[Requirement]
Pick out the lines below with "JSON" and list them.
────────────────────
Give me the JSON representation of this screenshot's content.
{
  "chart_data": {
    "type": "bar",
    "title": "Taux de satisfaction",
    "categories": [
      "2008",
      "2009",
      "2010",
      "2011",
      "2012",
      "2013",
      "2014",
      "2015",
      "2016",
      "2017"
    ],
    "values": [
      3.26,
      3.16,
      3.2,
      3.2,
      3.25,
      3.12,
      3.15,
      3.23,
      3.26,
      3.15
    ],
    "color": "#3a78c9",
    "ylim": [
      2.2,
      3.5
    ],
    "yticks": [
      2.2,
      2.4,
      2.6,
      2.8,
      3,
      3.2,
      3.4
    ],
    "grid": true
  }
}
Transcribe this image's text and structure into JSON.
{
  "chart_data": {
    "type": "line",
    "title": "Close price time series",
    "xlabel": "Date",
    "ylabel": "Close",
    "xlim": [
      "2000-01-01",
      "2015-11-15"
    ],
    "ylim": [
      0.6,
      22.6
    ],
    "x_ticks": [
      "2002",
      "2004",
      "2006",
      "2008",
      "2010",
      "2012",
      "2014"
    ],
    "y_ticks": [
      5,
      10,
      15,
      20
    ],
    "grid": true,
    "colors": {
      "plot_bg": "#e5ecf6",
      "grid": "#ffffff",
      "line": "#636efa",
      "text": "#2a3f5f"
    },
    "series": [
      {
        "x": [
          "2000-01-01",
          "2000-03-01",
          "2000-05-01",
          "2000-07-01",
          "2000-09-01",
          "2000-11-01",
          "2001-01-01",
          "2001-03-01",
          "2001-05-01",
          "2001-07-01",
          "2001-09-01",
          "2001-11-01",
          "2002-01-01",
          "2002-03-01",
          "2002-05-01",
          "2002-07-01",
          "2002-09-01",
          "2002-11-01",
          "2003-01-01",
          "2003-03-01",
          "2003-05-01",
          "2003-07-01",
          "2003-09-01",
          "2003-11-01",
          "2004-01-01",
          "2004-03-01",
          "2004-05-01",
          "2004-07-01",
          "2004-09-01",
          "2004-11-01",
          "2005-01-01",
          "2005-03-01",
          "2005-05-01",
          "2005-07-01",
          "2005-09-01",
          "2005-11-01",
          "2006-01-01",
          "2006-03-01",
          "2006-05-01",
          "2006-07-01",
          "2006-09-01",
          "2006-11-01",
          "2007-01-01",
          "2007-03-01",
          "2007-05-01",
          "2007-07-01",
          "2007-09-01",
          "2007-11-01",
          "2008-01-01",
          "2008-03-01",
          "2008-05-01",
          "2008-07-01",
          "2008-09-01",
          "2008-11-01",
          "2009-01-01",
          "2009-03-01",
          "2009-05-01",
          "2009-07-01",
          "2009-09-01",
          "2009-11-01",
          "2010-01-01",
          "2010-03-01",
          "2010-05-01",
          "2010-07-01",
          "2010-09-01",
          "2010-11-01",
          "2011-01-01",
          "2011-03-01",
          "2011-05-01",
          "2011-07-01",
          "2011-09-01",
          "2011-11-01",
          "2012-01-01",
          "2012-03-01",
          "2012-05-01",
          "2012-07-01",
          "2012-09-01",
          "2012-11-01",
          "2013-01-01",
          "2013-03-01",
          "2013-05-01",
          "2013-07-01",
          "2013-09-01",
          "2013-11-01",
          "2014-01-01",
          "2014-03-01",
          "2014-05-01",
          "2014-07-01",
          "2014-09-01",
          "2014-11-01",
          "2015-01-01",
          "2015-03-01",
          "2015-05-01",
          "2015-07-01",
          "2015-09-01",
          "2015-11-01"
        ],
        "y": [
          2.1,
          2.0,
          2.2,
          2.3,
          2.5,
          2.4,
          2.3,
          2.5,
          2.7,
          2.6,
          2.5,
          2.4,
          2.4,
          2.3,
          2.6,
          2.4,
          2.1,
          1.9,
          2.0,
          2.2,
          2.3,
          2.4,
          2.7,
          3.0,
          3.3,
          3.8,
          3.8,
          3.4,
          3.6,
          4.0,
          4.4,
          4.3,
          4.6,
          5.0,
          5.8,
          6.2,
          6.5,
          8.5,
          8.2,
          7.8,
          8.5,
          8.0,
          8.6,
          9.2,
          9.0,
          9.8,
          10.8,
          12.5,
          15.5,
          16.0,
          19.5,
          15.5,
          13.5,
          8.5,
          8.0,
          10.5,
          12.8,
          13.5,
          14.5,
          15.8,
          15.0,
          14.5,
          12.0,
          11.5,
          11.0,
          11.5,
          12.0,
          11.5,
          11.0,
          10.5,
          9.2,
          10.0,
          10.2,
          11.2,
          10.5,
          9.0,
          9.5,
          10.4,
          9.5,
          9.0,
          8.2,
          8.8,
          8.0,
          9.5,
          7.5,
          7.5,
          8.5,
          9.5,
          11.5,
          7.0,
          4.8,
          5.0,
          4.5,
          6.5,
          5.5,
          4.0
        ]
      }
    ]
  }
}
────────────────────
[Answer for this exercise]
Give me the JSON representation of this screenshot's content.
Transcribe this image's text and structure into JSON.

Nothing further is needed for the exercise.